— Start of Records for processing —

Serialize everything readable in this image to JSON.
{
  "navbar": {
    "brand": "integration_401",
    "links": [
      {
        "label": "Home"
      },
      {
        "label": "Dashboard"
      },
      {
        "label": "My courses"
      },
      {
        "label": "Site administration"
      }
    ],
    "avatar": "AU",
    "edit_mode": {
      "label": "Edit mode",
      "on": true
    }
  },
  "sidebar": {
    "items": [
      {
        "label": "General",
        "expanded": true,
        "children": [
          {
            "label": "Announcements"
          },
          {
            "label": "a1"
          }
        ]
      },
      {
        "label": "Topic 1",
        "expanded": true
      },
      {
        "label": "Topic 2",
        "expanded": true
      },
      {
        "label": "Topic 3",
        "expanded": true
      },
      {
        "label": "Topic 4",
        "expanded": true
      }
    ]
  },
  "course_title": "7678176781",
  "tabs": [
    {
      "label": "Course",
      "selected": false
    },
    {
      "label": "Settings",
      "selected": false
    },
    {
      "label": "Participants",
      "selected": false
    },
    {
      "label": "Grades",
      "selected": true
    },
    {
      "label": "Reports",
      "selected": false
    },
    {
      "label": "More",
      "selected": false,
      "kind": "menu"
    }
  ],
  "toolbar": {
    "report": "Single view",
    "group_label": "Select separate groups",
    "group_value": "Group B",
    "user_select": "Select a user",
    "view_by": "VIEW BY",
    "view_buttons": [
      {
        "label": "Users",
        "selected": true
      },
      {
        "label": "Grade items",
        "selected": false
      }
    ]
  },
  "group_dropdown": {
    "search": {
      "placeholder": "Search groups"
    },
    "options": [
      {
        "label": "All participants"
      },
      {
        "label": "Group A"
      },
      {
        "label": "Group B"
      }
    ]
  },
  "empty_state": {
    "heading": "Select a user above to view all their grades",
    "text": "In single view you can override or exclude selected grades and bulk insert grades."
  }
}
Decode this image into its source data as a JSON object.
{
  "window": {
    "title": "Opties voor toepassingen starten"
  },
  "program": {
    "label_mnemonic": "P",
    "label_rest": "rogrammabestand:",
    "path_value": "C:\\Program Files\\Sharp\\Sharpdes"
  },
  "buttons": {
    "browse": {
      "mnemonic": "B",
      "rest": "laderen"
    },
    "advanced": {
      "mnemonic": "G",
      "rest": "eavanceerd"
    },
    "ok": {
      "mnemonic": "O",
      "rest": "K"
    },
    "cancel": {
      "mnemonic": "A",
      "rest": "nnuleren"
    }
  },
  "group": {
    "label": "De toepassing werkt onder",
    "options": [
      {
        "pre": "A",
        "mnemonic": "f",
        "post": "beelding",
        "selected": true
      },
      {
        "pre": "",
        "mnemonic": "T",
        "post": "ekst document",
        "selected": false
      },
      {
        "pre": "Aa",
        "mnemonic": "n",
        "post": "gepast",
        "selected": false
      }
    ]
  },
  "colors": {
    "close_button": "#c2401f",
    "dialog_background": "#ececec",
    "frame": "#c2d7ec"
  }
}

— End of Records for processing —

Which lines above hold the word "this"? Copy each of them.

Serialize everything readable in this image to JSON.
Decode this image into its source data as a JSON object.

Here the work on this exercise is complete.